Record set |
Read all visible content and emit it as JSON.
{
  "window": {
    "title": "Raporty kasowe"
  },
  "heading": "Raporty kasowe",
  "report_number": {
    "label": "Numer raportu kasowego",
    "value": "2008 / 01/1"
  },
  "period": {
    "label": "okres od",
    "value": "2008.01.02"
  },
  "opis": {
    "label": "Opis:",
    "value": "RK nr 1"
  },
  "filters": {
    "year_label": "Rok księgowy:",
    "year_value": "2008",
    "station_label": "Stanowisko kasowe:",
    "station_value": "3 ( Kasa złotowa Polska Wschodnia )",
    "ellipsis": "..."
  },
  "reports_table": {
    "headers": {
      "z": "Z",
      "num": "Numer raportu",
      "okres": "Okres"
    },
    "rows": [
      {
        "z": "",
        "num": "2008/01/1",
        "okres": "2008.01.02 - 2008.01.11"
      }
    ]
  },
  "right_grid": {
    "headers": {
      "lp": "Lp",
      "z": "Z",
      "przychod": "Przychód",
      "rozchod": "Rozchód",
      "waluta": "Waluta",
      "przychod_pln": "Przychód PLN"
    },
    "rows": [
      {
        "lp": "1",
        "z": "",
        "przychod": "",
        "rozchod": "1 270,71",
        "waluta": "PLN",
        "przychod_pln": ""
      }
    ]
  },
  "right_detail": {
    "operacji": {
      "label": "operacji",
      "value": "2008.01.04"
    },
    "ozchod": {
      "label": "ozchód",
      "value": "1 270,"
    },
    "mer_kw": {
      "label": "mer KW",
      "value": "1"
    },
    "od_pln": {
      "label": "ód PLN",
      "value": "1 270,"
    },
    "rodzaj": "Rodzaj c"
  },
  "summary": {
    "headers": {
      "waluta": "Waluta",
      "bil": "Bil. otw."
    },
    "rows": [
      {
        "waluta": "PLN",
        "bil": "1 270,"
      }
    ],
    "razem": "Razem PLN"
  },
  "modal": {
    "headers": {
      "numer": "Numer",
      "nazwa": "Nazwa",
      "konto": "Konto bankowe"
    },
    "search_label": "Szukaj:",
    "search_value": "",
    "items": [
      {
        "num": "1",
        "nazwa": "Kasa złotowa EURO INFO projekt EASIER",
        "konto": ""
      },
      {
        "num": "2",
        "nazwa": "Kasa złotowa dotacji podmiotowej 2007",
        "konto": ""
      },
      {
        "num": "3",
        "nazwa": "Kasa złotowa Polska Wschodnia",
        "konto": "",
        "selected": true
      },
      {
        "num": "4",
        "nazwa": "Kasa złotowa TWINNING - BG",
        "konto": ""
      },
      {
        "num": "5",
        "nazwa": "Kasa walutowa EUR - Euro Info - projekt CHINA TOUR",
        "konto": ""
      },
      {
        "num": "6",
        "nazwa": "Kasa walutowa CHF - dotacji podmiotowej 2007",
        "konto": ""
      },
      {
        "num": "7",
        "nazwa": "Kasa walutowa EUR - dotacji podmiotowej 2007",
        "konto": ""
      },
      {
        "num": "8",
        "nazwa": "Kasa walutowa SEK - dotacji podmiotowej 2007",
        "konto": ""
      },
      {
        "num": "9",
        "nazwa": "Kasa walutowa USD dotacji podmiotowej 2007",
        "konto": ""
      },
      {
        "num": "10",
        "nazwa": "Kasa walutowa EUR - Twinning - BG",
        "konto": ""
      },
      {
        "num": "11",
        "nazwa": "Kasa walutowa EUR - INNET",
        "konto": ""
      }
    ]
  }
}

What you should do |
Quote all of the entries verbatim.

Solved exercise |
Read all visible content and emit it as JSON.
{
  "window": {
    "title": "Raporty kasowe"
  },
  "heading": "Raporty kasowe",
  "report_number": {
    "label": "Numer raportu kasowego",
    "value": "2008 / 01/1"
  },
  "period": {
    "label": "okres od",
    "value": "2008.01.02"
  },
  "opis": {
    "label": "Opis:",
    "value": "RK nr 1"
  },
  "filters": {
    "year_label": "Rok księgowy:",
    "year_value": "2008",
    "station_label": "Stanowisko kasowe:",
    "station_value": "3 ( Kasa złotowa Polska Wschodnia )",
    "ellipsis": "..."
  },
  "reports_table": {
    "headers": {
      "z": "Z",
      "num": "Numer raportu",
      "okres": "Okres"
    },
    "rows": [
      {
        "z": "",
        "num": "2008/01/1",
        "okres": "2008.01.02 - 2008.01.11"
      }
    ]
  },
  "right_grid": {
    "headers": {
      "lp": "Lp",
      "z": "Z",
      "przychod": "Przychód",
      "rozchod": "Rozchód",
      "waluta": "Waluta",
      "przychod_pln": "Przychód PLN"
    },
    "rows": [
      {
        "lp": "1",
        "z": "",
        "przychod": "",
        "rozchod": "1 270,71",
        "waluta": "PLN",
        "przychod_pln": ""
      }
    ]
  },
  "right_detail": {
    "operacji": {
      "label": "operacji",
      "value": "2008.01.04"
    },
    "ozchod": {
      "label": "ozchód",
      "value": "1 270,"
    },
    "mer_kw": {
      "label": "mer KW",
      "value": "1"
    },
    "od_pln": {
      "label": "ód PLN",
      "value": "1 270,"
    },
    "rodzaj": "Rodzaj c"
  },
  "summary": {
    "headers": {
      "waluta": "Waluta",
      "bil": "Bil. otw."
    },
    "rows": [
      {
        "waluta": "PLN",
        "bil": "1 270,"
      }
    ],
    "razem": "Razem PLN"
  },
  "modal": {
    "headers": {
      "numer": "Numer",
      "nazwa": "Nazwa",
      "konto": "Konto bankowe"
    },
    "search_label": "Szukaj:",
    "search_value": "",
    "items": [
      {
        "num": "1",
        "nazwa": "Kasa złotowa EURO INFO projekt EASIER",
        "konto": ""
      },
      {
        "num": "2",
        "nazwa": "Kasa złotowa dotacji podmiotowej 2007",
        "konto": ""
      },
      {
        "num": "3",
        "nazwa": "Kasa złotowa Polska Wschodnia",
        "konto": "",
        "selected": true
      },
      {
        "num": "4",
        "nazwa": "Kasa złotowa TWINNING - BG",
        "konto": ""
      },
      {
        "num": "5",
        "nazwa": "Kasa walutowa EUR - Euro Info - projekt CHINA TOUR",
        "konto": ""
      },
      {
        "num": "6",
        "nazwa": "Kasa walutowa CHF - dotacji podmiotowej 2007",
        "konto": ""
      },
      {
        "num": "7",
        "nazwa": "Kasa walutowa EUR - dotacji podmiotowej 2007",
        "konto": ""
      },
      {
        "num": "8",
        "nazwa": "Kasa walutowa SEK - dotacji podmiotowej 2007",
        "konto": ""
      },
      {
        "num": "9",
        "nazwa": "Kasa walutowa USD dotacji podmiotowej 2007",
        "konto": ""
      },
      {
        "num": "10",
        "nazwa": "Kasa walutowa EUR - Twinning - BG",
        "konto": ""
      },
      {
        "num": "11",
        "nazwa": "Kasa walutowa EUR - INNET",
        "konto": ""
      }
    ]
  }
}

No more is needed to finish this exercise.